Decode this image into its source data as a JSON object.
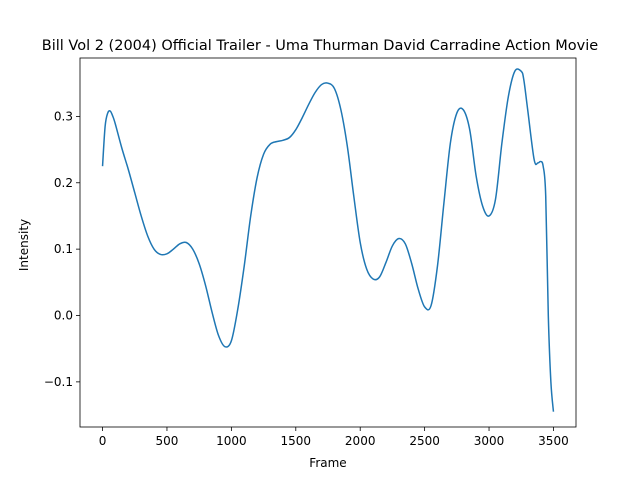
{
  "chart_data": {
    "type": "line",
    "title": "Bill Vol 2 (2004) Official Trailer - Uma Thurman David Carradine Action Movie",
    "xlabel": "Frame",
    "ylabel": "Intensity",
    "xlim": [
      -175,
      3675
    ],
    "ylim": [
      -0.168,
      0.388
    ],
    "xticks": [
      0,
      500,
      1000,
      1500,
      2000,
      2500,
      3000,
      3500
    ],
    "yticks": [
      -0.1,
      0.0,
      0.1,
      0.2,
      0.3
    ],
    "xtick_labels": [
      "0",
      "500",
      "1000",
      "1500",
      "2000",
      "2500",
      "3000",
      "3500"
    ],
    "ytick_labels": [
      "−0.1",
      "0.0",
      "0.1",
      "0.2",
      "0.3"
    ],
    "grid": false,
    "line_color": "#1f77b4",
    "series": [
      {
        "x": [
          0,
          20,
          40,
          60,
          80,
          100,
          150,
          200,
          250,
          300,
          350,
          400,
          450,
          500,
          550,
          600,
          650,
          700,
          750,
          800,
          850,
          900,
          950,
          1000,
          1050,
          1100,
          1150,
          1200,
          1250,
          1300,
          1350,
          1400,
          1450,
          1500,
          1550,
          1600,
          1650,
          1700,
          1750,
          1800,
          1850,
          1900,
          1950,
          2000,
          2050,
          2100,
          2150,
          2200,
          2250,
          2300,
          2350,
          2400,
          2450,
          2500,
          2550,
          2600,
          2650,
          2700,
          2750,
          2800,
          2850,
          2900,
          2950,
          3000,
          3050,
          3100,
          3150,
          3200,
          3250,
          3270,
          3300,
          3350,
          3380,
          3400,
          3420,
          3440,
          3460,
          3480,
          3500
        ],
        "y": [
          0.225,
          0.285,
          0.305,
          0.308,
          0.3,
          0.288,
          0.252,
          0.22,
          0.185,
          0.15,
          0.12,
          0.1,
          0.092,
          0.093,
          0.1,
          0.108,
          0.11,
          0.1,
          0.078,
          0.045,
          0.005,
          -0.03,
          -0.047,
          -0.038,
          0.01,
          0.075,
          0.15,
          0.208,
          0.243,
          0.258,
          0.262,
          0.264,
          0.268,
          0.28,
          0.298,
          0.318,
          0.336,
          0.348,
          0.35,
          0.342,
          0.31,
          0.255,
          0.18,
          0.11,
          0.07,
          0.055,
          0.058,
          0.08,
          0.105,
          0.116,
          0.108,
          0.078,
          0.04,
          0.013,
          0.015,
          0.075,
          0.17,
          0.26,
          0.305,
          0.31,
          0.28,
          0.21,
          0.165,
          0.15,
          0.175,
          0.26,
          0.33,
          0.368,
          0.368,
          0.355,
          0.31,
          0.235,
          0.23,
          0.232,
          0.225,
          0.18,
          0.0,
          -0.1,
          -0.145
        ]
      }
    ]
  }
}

◆ ◆ ◆ ◆ ◆ ◆ ◆

Problem requirements » Without the pictures, copy the material exactly as given.

Finished answer »
Decode this image into its source data as a JSON object.
{
  "chart_data": {
    "type": "line",
    "title": "Bill Vol 2 (2004) Official Trailer - Uma Thurman David Carradine Action Movie",
    "xlabel": "Frame",
    "ylabel": "Intensity",
    "xlim": [
      -175,
      3675
    ],
    "ylim": [
      -0.168,
      0.388
    ],
    "xticks": [
      0,
      500,
      1000,
      1500,
      2000,
      2500,
      3000,
      3500
    ],
    "yticks": [
      -0.1,
      0.0,
      0.1,
      0.2,
      0.3
    ],
    "xtick_labels": [
      "0",
      "500",
      "1000",
      "1500",
      "2000",
      "2500",
      "3000",
      "3500"
    ],
    "ytick_labels": [
      "−0.1",
      "0.0",
      "0.1",
      "0.2",
      "0.3"
    ],
    "grid": false,
    "line_color": "#1f77b4",
    "series": [
      {
        "x": [
          0,
          20,
          40,
          60,
          80,
          100,
          150,
          200,
          250,
          300,
          350,
          400,
          450,
          500,
          550,
          600,
          650,
          700,
          750,
          800,
          850,
          900,
          950,
          1000,
          1050,
          1100,
          1150,
          1200,
          1250,
          1300,
          1350,
          1400,
          1450,
          1500,
          1550,
          1600,
          1650,
          1700,
          1750,
          1800,
          1850,
          1900,
          1950,
          2000,
          2050,
          2100,
          2150,
          2200,
          2250,
          2300,
          2350,
          2400,
          2450,
          2500,
          2550,
          2600,
          2650,
          2700,
          2750,
          2800,
          2850,
          2900,
          2950,
          3000,
          3050,
          3100,
          3150,
          3200,
          3250,
          3270,
          3300,
          3350,
          3380,
          3400,
          3420,
          3440,
          3460,
          3480,
          3500
        ],
        "y": [
          0.225,
          0.285,
          0.305,
          0.308,
          0.3,
          0.288,
          0.252,
          0.22,
          0.185,
          0.15,
          0.12,
          0.1,
          0.092,
          0.093,
          0.1,
          0.108,
          0.11,
          0.1,
          0.078,
          0.045,
          0.005,
          -0.03,
          -0.047,
          -0.038,
          0.01,
          0.075,
          0.15,
          0.208,
          0.243,
          0.258,
          0.262,
          0.264,
          0.268,
          0.28,
          0.298,
          0.318,
          0.336,
          0.348,
          0.35,
          0.342,
          0.31,
          0.255,
          0.18,
          0.11,
          0.07,
          0.055,
          0.058,
          0.08,
          0.105,
          0.116,
          0.108,
          0.078,
          0.04,
          0.013,
          0.015,
          0.075,
          0.17,
          0.26,
          0.305,
          0.31,
          0.28,
          0.21,
          0.165,
          0.15,
          0.175,
          0.26,
          0.33,
          0.368,
          0.368,
          0.355,
          0.31,
          0.235,
          0.23,
          0.232,
          0.225,
          0.18,
          0.0,
          -0.1,
          -0.145
        ]
      }
    ]
  }
}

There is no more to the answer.